# Direction
Pull out every line below that contains the word "länet".

# Supplied material
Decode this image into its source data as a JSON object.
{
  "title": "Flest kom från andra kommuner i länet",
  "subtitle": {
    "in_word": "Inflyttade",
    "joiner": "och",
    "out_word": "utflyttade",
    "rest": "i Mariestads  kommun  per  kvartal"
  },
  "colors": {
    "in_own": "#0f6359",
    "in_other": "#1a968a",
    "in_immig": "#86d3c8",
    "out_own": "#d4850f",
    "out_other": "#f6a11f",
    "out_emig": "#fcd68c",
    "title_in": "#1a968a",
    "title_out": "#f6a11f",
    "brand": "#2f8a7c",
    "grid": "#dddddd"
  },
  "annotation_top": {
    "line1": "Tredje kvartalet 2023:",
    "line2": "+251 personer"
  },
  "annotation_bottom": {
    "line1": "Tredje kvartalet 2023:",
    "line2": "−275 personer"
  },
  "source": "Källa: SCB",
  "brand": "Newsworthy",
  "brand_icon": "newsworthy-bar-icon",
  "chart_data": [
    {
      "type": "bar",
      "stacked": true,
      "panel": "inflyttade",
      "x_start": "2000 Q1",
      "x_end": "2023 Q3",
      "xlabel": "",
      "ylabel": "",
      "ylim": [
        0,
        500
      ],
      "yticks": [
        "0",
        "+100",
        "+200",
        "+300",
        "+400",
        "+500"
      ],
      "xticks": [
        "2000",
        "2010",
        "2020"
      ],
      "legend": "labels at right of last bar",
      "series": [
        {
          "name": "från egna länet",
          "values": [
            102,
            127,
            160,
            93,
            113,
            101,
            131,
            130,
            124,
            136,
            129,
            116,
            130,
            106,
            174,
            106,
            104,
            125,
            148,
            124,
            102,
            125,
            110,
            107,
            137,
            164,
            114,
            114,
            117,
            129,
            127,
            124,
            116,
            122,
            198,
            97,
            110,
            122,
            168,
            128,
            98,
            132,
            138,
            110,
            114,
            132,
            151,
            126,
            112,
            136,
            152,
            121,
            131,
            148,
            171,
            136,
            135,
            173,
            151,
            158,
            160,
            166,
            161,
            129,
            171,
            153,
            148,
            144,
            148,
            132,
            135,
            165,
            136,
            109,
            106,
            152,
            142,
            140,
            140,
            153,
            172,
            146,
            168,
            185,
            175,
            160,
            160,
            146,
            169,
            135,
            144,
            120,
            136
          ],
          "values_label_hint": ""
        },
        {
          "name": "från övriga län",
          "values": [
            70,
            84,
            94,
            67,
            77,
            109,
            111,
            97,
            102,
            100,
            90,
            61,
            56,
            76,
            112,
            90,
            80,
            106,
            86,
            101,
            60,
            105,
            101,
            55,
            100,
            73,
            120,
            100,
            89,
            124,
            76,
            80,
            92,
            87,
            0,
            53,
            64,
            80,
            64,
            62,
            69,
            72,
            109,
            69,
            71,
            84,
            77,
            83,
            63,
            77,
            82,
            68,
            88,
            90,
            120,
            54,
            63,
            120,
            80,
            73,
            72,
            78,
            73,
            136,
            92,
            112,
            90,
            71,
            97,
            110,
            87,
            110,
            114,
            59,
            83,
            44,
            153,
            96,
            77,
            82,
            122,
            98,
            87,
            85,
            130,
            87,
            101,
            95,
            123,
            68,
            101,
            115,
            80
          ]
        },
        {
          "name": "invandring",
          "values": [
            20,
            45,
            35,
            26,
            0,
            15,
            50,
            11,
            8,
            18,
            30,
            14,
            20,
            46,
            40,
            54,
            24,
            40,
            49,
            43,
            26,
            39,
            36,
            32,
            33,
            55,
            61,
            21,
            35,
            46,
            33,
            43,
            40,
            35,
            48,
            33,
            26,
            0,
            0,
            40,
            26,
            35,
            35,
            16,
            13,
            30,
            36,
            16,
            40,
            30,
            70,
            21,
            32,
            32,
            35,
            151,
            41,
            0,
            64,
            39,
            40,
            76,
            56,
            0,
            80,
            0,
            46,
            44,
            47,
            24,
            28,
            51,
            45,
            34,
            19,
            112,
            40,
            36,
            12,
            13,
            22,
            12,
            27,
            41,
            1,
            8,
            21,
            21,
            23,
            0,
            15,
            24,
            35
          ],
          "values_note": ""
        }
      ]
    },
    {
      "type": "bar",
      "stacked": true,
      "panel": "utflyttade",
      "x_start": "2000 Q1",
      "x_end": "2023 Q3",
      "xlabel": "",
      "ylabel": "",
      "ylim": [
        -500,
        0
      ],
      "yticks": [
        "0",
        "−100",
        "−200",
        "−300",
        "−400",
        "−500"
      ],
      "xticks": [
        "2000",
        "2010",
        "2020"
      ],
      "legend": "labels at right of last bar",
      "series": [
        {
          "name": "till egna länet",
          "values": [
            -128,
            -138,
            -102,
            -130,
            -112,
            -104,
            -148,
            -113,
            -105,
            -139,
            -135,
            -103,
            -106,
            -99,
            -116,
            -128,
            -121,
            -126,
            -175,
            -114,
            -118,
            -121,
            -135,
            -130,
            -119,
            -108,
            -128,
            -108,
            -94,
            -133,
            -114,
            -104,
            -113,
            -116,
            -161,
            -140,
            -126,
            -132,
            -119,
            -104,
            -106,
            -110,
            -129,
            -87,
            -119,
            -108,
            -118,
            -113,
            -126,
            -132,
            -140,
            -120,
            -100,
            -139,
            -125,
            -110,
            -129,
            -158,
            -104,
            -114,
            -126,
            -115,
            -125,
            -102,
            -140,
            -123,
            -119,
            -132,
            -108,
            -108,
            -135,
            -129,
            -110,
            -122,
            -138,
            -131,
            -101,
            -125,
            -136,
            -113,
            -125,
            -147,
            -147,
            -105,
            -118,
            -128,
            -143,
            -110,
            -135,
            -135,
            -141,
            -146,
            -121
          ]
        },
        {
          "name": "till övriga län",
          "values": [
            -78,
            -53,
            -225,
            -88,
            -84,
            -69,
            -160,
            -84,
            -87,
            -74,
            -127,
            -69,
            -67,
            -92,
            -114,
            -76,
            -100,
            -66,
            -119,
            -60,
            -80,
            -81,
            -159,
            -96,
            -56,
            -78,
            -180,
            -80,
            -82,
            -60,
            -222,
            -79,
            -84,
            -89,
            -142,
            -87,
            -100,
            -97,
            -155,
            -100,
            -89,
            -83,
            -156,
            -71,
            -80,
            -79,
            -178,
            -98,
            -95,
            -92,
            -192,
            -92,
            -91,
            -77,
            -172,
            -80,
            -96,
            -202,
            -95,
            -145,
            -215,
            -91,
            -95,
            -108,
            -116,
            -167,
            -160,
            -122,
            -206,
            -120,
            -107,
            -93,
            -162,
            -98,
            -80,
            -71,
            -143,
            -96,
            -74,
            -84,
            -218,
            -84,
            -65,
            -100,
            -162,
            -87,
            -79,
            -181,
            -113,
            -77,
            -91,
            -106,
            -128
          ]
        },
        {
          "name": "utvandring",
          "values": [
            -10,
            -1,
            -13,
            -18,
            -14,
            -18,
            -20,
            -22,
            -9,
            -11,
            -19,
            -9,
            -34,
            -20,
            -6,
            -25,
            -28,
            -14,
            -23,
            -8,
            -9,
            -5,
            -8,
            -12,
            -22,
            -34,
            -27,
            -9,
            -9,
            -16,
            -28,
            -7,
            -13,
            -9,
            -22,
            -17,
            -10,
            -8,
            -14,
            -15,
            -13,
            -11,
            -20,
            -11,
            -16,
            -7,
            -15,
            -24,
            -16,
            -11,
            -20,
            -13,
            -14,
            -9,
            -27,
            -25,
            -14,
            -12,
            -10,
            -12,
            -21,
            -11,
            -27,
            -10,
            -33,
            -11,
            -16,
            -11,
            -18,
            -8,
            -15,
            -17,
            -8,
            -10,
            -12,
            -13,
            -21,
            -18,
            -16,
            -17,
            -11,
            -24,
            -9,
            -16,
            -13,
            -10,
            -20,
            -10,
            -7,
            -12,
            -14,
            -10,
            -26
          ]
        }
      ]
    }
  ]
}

# Response below
  "title": "Flest kom från andra kommuner i länet",
          "name": "från egna länet",
          "name": "till egna länet",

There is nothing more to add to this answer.